-- begin Given data --
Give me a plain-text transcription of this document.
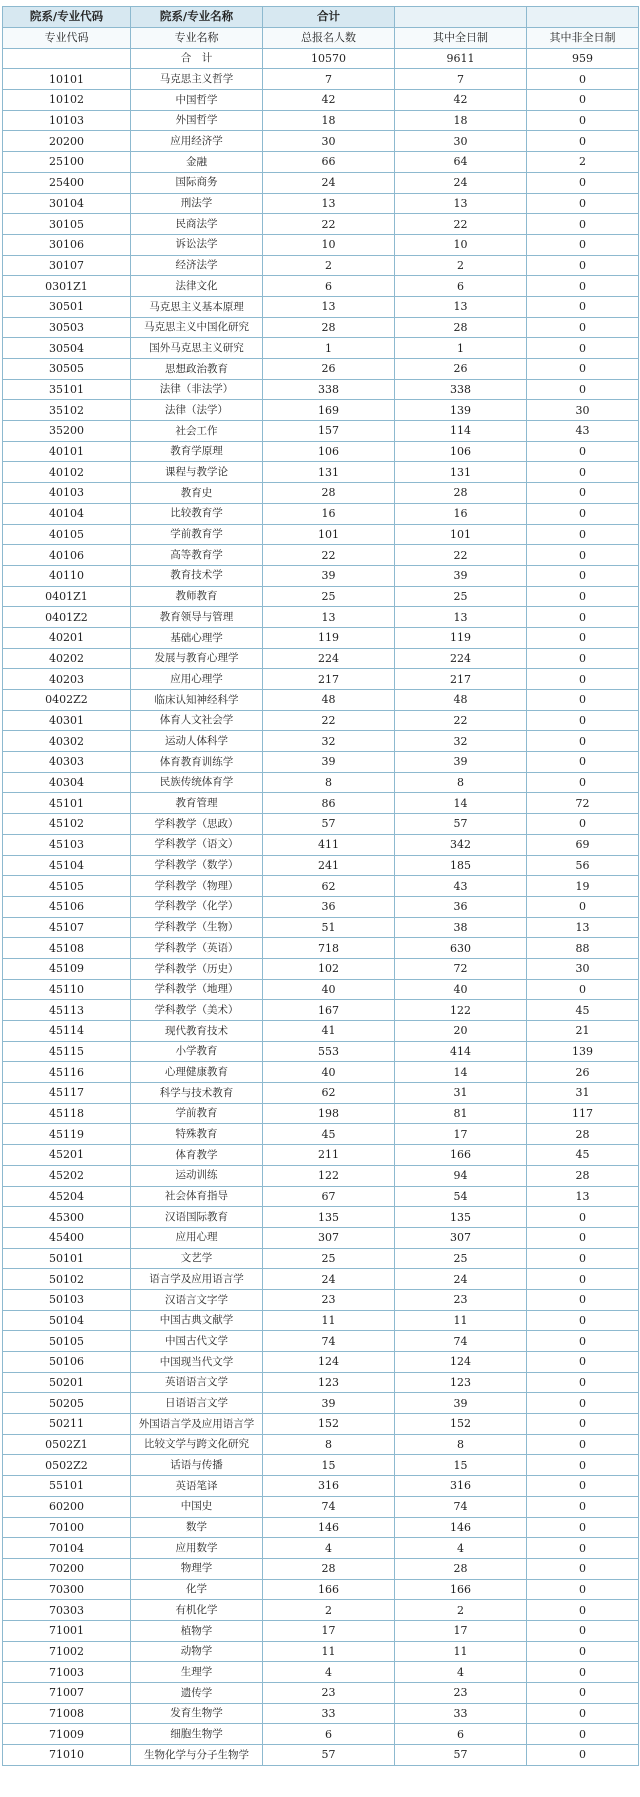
院系/专业代码	院系/专业名称	合计		
专业代码	专业名称	总报名人数	其中全日制	其中非全日制
	合　计	10570	9611	959
10101	马克思主义哲学	7	7	0
10102	中国哲学	42	42	0
10103	外国哲学	18	18	0
20200	应用经济学	30	30	0
25100	金融	66	64	2
25400	国际商务	24	24	0
30104	刑法学	13	13	0
30105	民商法学	22	22	0
30106	诉讼法学	10	10	0
30107	经济法学	2	2	0
0301Z1	法律文化	6	6	0
30501	马克思主义基本原理	13	13	0
30503	马克思主义中国化研究	28	28	0
30504	国外马克思主义研究	1	1	0
30505	思想政治教育	26	26	0
35101	法律（非法学）	338	338	0
35102	法律（法学）	169	139	30
35200	社会工作	157	114	43
40101	教育学原理	106	106	0
40102	课程与教学论	131	131	0
40103	教育史	28	28	0
40104	比较教育学	16	16	0
40105	学前教育学	101	101	0
40106	高等教育学	22	22	0
40110	教育技术学	39	39	0
0401Z1	教师教育	25	25	0
0401Z2	教育领导与管理	13	13	0
40201	基础心理学	119	119	0
40202	发展与教育心理学	224	224	0
40203	应用心理学	217	217	0
0402Z2	临床认知神经科学	48	48	0
40301	体育人文社会学	22	22	0
40302	运动人体科学	32	32	0
40303	体育教育训练学	39	39	0
40304	民族传统体育学	8	8	0
45101	教育管理	86	14	72
45102	学科教学（思政）	57	57	0
45103	学科教学（语文）	411	342	69
45104	学科教学（数学）	241	185	56
45105	学科教学（物理）	62	43	19
45106	学科教学（化学）	36	36	0
45107	学科教学（生物）	51	38	13
45108	学科教学（英语）	718	630	88
45109	学科教学（历史）	102	72	30
45110	学科教学（地理）	40	40	0
45113	学科教学（美术）	167	122	45
45114	现代教育技术	41	20	21
45115	小学教育	553	414	139
45116	心理健康教育	40	14	26
45117	科学与技术教育	62	31	31
45118	学前教育	198	81	117
45119	特殊教育	45	17	28
45201	体育教学	211	166	45
45202	运动训练	122	94	28
45204	社会体育指导	67	54	13
45300	汉语国际教育	135	135	0
45400	应用心理	307	307	0
50101	文艺学	25	25	0
50102	语言学及应用语言学	24	24	0
50103	汉语言文字学	23	23	0
50104	中国古典文献学	11	11	0
50105	中国古代文学	74	74	0
50106	中国现当代文学	124	124	0
50201	英语语言文学	123	123	0
50205	日语语言文学	39	39	0
50211	外国语言学及应用语言学	152	152	0
0502Z1	比较文学与跨文化研究	8	8	0
0502Z2	话语与传播	15	15	0
55101	英语笔译	316	316	0
60200	中国史	74	74	0
70100	数学	146	146	0
70104	应用数学	4	4	0
70200	物理学	28	28	0
70300	化学	166	166	0
70303	有机化学	2	2	0
71001	植物学	17	17	0
71002	动物学	11	11	0
71003	生理学	4	4	0
71007	遗传学	23	23	0
71008	发育生物学	33	33	0
71009	细胞生物学	6	6	0
71010	生物化学与分子生物学	57	57	0
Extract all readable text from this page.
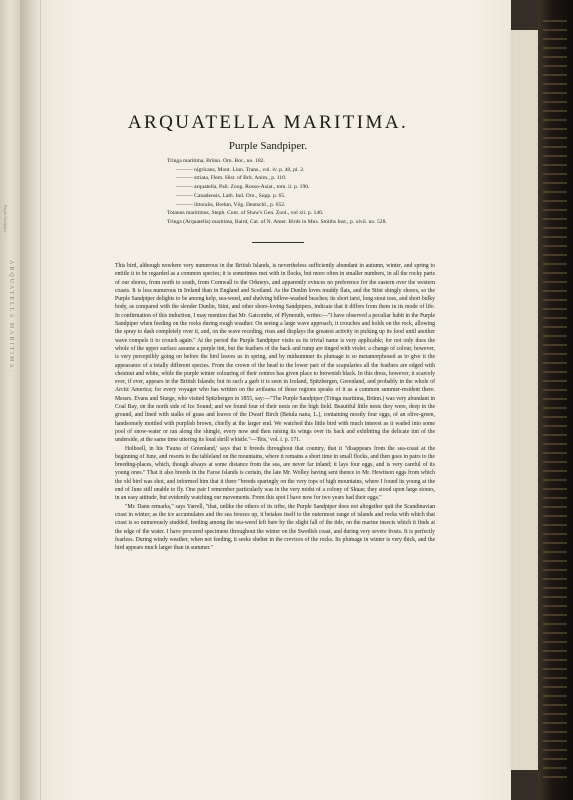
Purple Sandpiper.
ARQUATELLA MARITIMA.
ARQUATELLA MARITIMA.
Purple Sandpiper.
Tringa maritima, Brünn. Orn. Bor., no. 182.
——— nigricans, Mont. Linn. Trans., vol. iv. p. 40, pl. 2.
——— striata, Flem. Hist. of Brit. Anim., p. 110.
——— arquatella, Pall. Zoog. Rosso-Asiat., tom. ii. p. 190.
——— Canadensis, Lath. Ind. Orn., Supp. p. 65.
——— littoralis, Brehm, Vög. Deutschl., p. 652.
Totanus maritimus, Steph. Cont. of Shaw's Gen. Zool., vol xii. p. 146.
Tringa (Arquatella) maritima, Baird, Cat. of N. Amer. Birds in Mus. Smiths Inst., p. xlvii. no. 528.

This bird, although nowhere very numerous in the British Islands, is nevertheless sufficiently abundant in autumn, winter, and spring to entitle it to be regarded as a common species; it is sometimes met with in flocks, but more often in smaller numbers, in all the rocky parts of our shores, from north to south, from Cornwall to the Orkneys, and apparently evinces no preference for the eastern over the western coasts. It is less numerous in Ireland than in England and Scotland. As the Dunlin loves muddy flats, and the Stint shingly shores, so the Purple Sandpiper delights to be among kelp, sea-weed, and shelving billow-washed beaches; its short tarsi, long stout toes, and short bulky body, as compared with the slender Dunlin, Stint, and other shore-loving Sandpipers, indicate that it differs from them in its mode of life. In confirmation of this induction, I may mention that Mr. Gatcombe, of Plymouth, writes:—"I have observed a peculiar habit in the Purple Sandpiper when feeding on the rocks during rough weather. On seeing a large wave approach, it crouches and holds on the rock, allowing the spray to dash completely over it, and, on the wave receding, rises and displays the greatest activity in picking up its food until another wave compels it to crouch again." At the period the Purple Sandpiper visits us its trivial name is very applicable; for not only does the whole of the upper surface assume a purple tint, but the feathers of the back and rump are tinged with violet: a change of colour, however, is very perceptibly going on before the bird leaves us in spring, and by midsummer its plumage is so metamorphosed as to give it the appearance of a totally different species. From the crown of the head to the lower part of the scapularies all the feathers are edged with chestnut and white, while the purple winter colouring of their centres has given place to brownish black. In this dress, however, it scarcely ever, if ever, appears in the British Islands; but in such a garb it is seen in Iceland, Spitzbergen, Greenland, and probably in the whole of Arctic America; for every voyager who has written on the avifauna of those regions speaks of it as a common summer-resident there. Messrs. Evans and Sturge, who visited Spitzbergen in 1855, say:—"The Purple Sandpiper (Tringa maritima, Brünn.) was very abundant in Coal Bay, on the north side of Ice Sound; and we found four of their nests on the high field. Beautiful little nests they were, deep in the ground, and lined with stalks of grass and leaves of the Dwarf Birch (Betula nana, L.), containing mostly four eggs, of an olive-green, handsomely mottled with purplish brown, chiefly at the larger end. We watched this little bird with much interest as it waded into some pool of snow-water or ran along the shingle, every now and then raising its wings over its back and exhibiting the delicate tint of the underside, at the same time uttering its loud shrill whistle."—'Ibis,' vol. i. p. 171.

Holboell, in his 'Fauna of Greenland,' says that it breeds throughout that country, that it "disappears from the sea-coast at the beginning of June, and resorts to the tableland on the mountains, where it remains a short time in small flocks, and then goes in pairs to the breeding-places, which, though always at some distance from the sea, are never far inland; it lays four eggs, and is very careful of its young ones." That it also breeds in the Faroe Islands is certain, the late Mr. Wolley having sent thence to Mr. Hewitson eggs from which the old bird was shot, and informed him that it there "breeds sparingly on the very tops of high mountains, where I found its young at the end of June still unable to fly. One pair I remember particularly was in the very midst of a colony of Skuas; they stood upon large stones, in an easy attitude, but evidently watching our movements. From this spot I have now for two years had their eggs."

"Mr. Dann remarks," says Yarrell, "that, unlike the others of its tribe, the Purple Sandpiper does not altogether quit the Scandinavian coast in winter; as the ice accumulates and the sea freezes up, it betakes itself to the outermost range of islands and rocks with which that coast is so numerously studded, feeding among the sea-weed left bare by the slight fall of the tide, on the marine insects which it finds at the edge of the water. I have procured specimens throughout the winter on the Swedish coast, and during very severe frosts. It is perfectly fearless. During windy weather, when not feeding, it seeks shelter in the crevices of the rocks. Its plumage in winter is very thick, and the bird appears much larger than in summer."
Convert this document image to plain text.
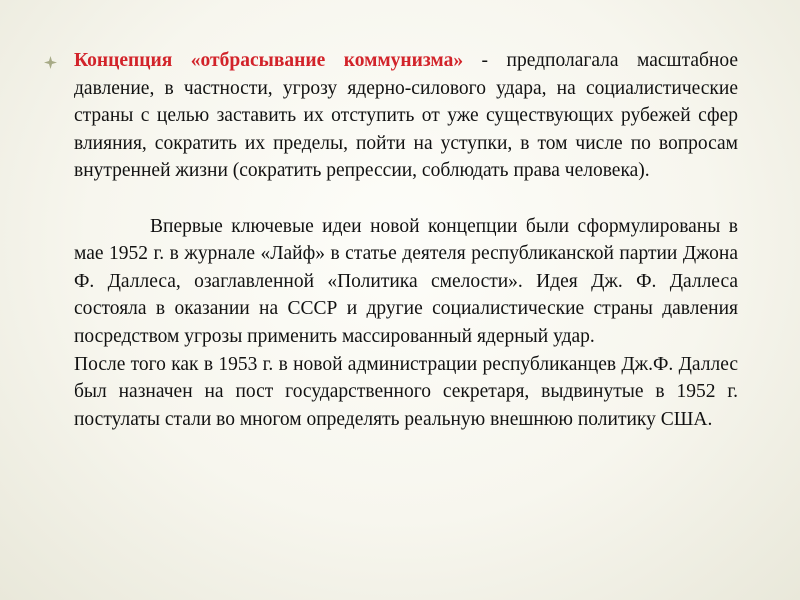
Концепция «отбрасывание коммунизма» - предполагала масштабное давление, в частности, угрозу ядерно-силового удара, на социалистические страны с целью заставить их отступить от уже существующих рубежей сфер влияния, сократить их пределы, пойти на уступки, в том числе по вопросам внутренней жизни (сократить репрессии, соблюдать права человека).

Впервые ключевые идеи новой концепции были сформулированы в мае 1952 г. в журнале «Лайф» в статье деятеля республиканской партии Джона Ф. Даллеса, озаглавленной «Политика смелости». Идея Дж. Ф. Даллеса состояла в оказании на СССР и другие социалистические страны давления посредством угрозы применить массированный ядерный удар.

После того как в 1953 г. в новой администрации республиканцев Дж.Ф. Даллес был назначен на пост государственного секретаря, выдвинутые в 1952 г. постулаты стали во многом определять реальную внешнюю политику США.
-- end Given data --
Stated goal: From the entries above, copy out every line where the string "document" appears.

Correct response:
Give me a plain-text transcription of this document.
Convert this document image to plain text.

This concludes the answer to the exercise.